- Material
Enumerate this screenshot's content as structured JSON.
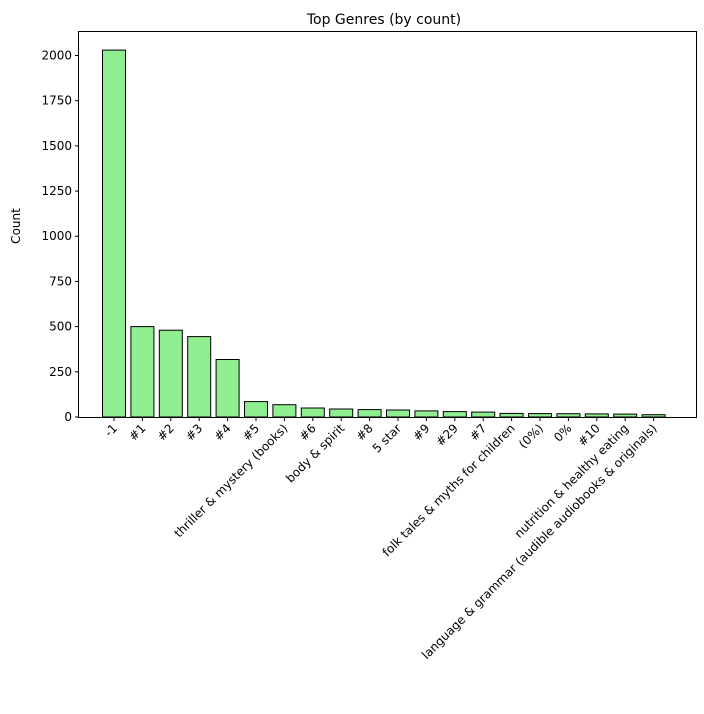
{
  "chart_data": {
    "type": "bar",
    "title": "Top Genres (by count)",
    "xlabel": "",
    "ylabel": "Count",
    "ylim": [
      0,
      2130
    ],
    "yticks": [
      0,
      250,
      500,
      750,
      1000,
      1250,
      1500,
      1750,
      2000
    ],
    "grid": false,
    "colors": {
      "bar_fill": "#90ee90",
      "bar_edge": "#000000"
    },
    "categories": [
      "-1",
      "#1",
      "#2",
      "#3",
      "#4",
      "#5",
      "thriller & mystery (books)",
      "#6",
      "body & spirit",
      "#8",
      "5 star",
      "#9",
      "#29",
      "#7",
      "folk tales & myths for children",
      "(0%)",
      "0%",
      "#10",
      "nutrition & healthy eating",
      "language & grammar (audible audiobooks & originals)"
    ],
    "values": [
      2030,
      500,
      480,
      445,
      318,
      85,
      68,
      50,
      44,
      41,
      39,
      34,
      30,
      27,
      20,
      19,
      18,
      17,
      16,
      13
    ]
  }
}
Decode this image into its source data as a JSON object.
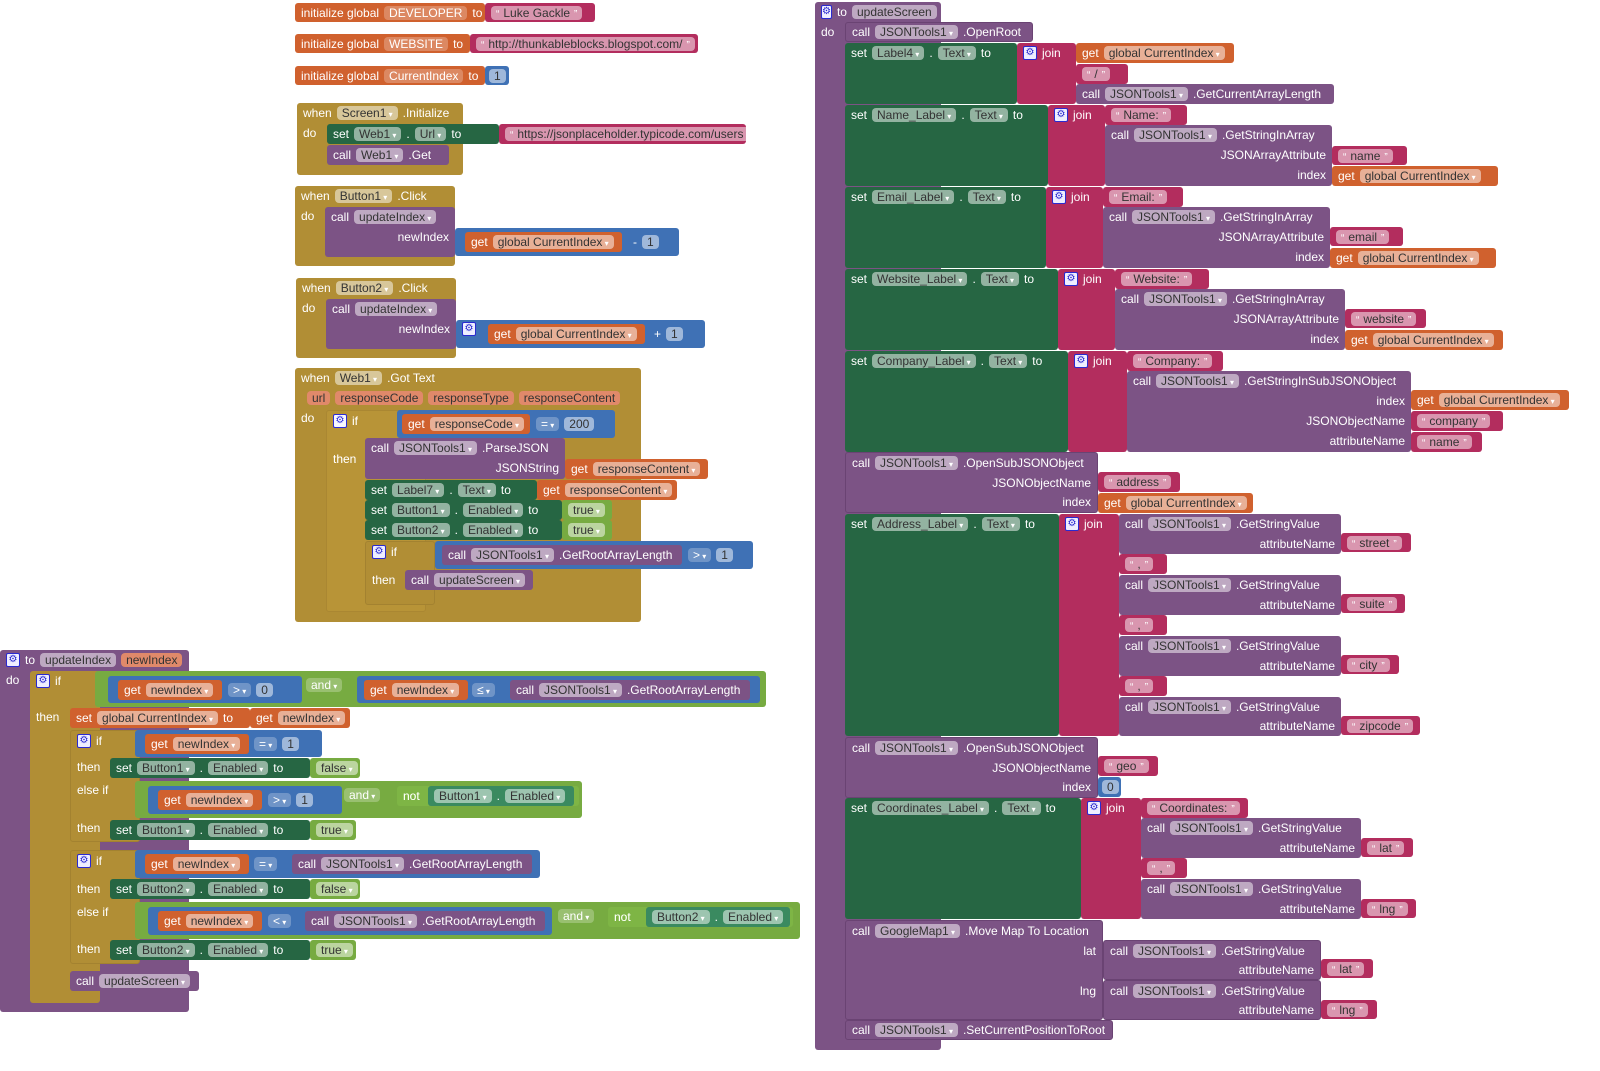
{
  "k": {
    "init": "initialize global",
    "to": "to",
    "when": "when",
    "do": "do",
    "set": "set",
    "call": "call",
    "get": "get",
    "if": "if",
    "then": "then",
    "elseif": "else if",
    "and": "and",
    "not": "not",
    "join": "join",
    "dot": ".",
    "minus": "-",
    "plus": "+",
    "index": "index",
    "true": "true",
    "false": "false",
    "gt": ">",
    "eq": "=",
    "le": "≤",
    "lt": "<",
    "zero": "0",
    "one": "1"
  },
  "n": {
    "jt": "JSONTools1",
    "gci": "global CurrentIndex",
    "text": "Text",
    "enabled": "Enabled",
    "grl": ".GetRootArrayLength",
    "ni": "newIndex",
    "us": "updateScreen",
    "ui": "updateIndex",
    "gsv": ".GetStringValue",
    "an": "attributeName",
    "jaa": "JSONArrayAttribute",
    "gsia": ".GetStringInArray",
    "jon": "JSONObjectName",
    "osjo": ".OpenSubJSONObject",
    "b1": "Button1",
    "b2": "Button2",
    "rc": "responseContent",
    "comma": ",",
    "lat": "lat",
    "lng": "lng",
    "name": "name"
  },
  "globals": [
    {
      "name": "DEVELOPER",
      "value": "Luke Gackle"
    },
    {
      "name": "WEBSITE",
      "value": "http://thunkableblocks.blogspot.com/"
    },
    {
      "name": "CurrentIndex",
      "value": "1"
    }
  ],
  "init": {
    "comp": "Screen1",
    "event": ".Initialize",
    "web": "Web1",
    "prop": "Url",
    "url": "https://jsonplaceholder.typicode.com/users",
    "get": ".Get"
  },
  "click": {
    "event": ".Click"
  },
  "gottext": {
    "comp": "Web1",
    "event": ".Got Text",
    "params": [
      "url",
      "responseCode",
      "responseType",
      "responseContent"
    ],
    "code": "200",
    "parse": ".ParseJSON",
    "jsonstring": "JSONString",
    "label": "Label7"
  },
  "us": {
    "openroot": ".OpenRoot",
    "label4": "Label4",
    "slash": "/",
    "gcal": ".GetCurrentArrayLength",
    "rows": [
      {
        "label": "Name_Label",
        "prefix": "Name:",
        "attr": "name"
      },
      {
        "label": "Email_Label",
        "prefix": "Email:",
        "attr": "email"
      },
      {
        "label": "Website_Label",
        "prefix": "Website:",
        "attr": "website"
      }
    ],
    "company": {
      "label": "Company_Label",
      "prefix": "Company:",
      "method": ".GetStringInSubJSONObject",
      "obj": "company",
      "attr": "name"
    },
    "address": {
      "obj": "address",
      "label": "Address_Label",
      "attrs": [
        "street",
        "suite",
        "city",
        "zipcode"
      ]
    },
    "geo": {
      "obj": "geo",
      "label": "Coordinates_Label",
      "prefix": "Coordinates:"
    },
    "map": {
      "comp": "GoogleMap1",
      "method": ".Move Map To Location"
    },
    "reset": ".SetCurrentPositionToRoot"
  }
}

- What the task asks
Exclude the pictures and repeat every other part of the records word for word.

- The output
Enumerate this screenshot's content as structured JSON.
{
  "chart_data": {
    "type": "bar",
    "title": "Top Genres (by count)",
    "xlabel": "",
    "ylabel": "Count",
    "ylim": [
      0,
      2130
    ],
    "yticks": [
      0,
      250,
      500,
      750,
      1000,
      1250,
      1500,
      1750,
      2000
    ],
    "grid": false,
    "colors": {
      "bar_fill": "#90ee90",
      "bar_edge": "#000000"
    },
    "categories": [
      "-1",
      "#1",
      "#2",
      "#3",
      "#4",
      "#5",
      "thriller & mystery (books)",
      "#6",
      "body & spirit",
      "#8",
      "5 star",
      "#9",
      "#29",
      "#7",
      "folk tales & myths for children",
      "(0%)",
      "0%",
      "#10",
      "nutrition & healthy eating",
      "language & grammar (audible audiobooks & originals)"
    ],
    "values": [
      2030,
      500,
      480,
      445,
      318,
      85,
      68,
      50,
      44,
      41,
      39,
      34,
      30,
      27,
      20,
      19,
      18,
      17,
      16,
      13
    ]
  }
}
Decode this image into its source data as a JSON object.
{
  "k": {
    "init": "initialize global",
    "to": "to",
    "when": "when",
    "do": "do",
    "set": "set",
    "call": "call",
    "get": "get",
    "if": "if",
    "then": "then",
    "elseif": "else if",
    "and": "and",
    "not": "not",
    "join": "join",
    "dot": ".",
    "minus": "-",
    "plus": "+",
    "index": "index",
    "true": "true",
    "false": "false",
    "gt": ">",
    "eq": "=",
    "le": "≤",
    "lt": "<",
    "zero": "0",
    "one": "1"
  },
  "n": {
    "jt": "JSONTools1",
    "gci": "global CurrentIndex",
    "text": "Text",
    "enabled": "Enabled",
    "grl": ".GetRootArrayLength",
    "ni": "newIndex",
    "us": "updateScreen",
    "ui": "updateIndex",
    "gsv": ".GetStringValue",
    "an": "attributeName",
    "jaa": "JSONArrayAttribute",
    "gsia": ".GetStringInArray",
    "jon": "JSONObjectName",
    "osjo": ".OpenSubJSONObject",
    "b1": "Button1",
    "b2": "Button2",
    "rc": "responseContent",
    "comma": ",",
    "lat": "lat",
    "lng": "lng",
    "name": "name"
  },
  "globals": [
    {
      "name": "DEVELOPER",
      "value": "Luke Gackle"
    },
    {
      "name": "WEBSITE",
      "value": "http://thunkableblocks.blogspot.com/"
    },
    {
      "name": "CurrentIndex",
      "value": "1"
    }
  ],
  "init": {
    "comp": "Screen1",
    "event": ".Initialize",
    "web": "Web1",
    "prop": "Url",
    "url": "https://jsonplaceholder.typicode.com/users",
    "get": ".Get"
  },
  "click": {
    "event": ".Click"
  },
  "gottext": {
    "comp": "Web1",
    "event": ".Got Text",
    "params": [
      "url",
      "responseCode",
      "responseType",
      "responseContent"
    ],
    "code": "200",
    "parse": ".ParseJSON",
    "jsonstring": "JSONString",
    "label": "Label7"
  },
  "us": {
    "openroot": ".OpenRoot",
    "label4": "Label4",
    "slash": "/",
    "gcal": ".GetCurrentArrayLength",
    "rows": [
      {
        "label": "Name_Label",
        "prefix": "Name:",
        "attr": "name"
      },
      {
        "label": "Email_Label",
        "prefix": "Email:",
        "attr": "email"
      },
      {
        "label": "Website_Label",
        "prefix": "Website:",
        "attr": "website"
      }
    ],
    "company": {
      "label": "Company_Label",
      "prefix": "Company:",
      "method": ".GetStringInSubJSONObject",
      "obj": "company",
      "attr": "name"
    },
    "address": {
      "obj": "address",
      "label": "Address_Label",
      "attrs": [
        "street",
        "suite",
        "city",
        "zipcode"
      ]
    },
    "geo": {
      "obj": "geo",
      "label": "Coordinates_Label",
      "prefix": "Coordinates:"
    },
    "map": {
      "comp": "GoogleMap1",
      "method": ".Move Map To Location"
    },
    "reset": ".SetCurrentPositionToRoot"
  }
}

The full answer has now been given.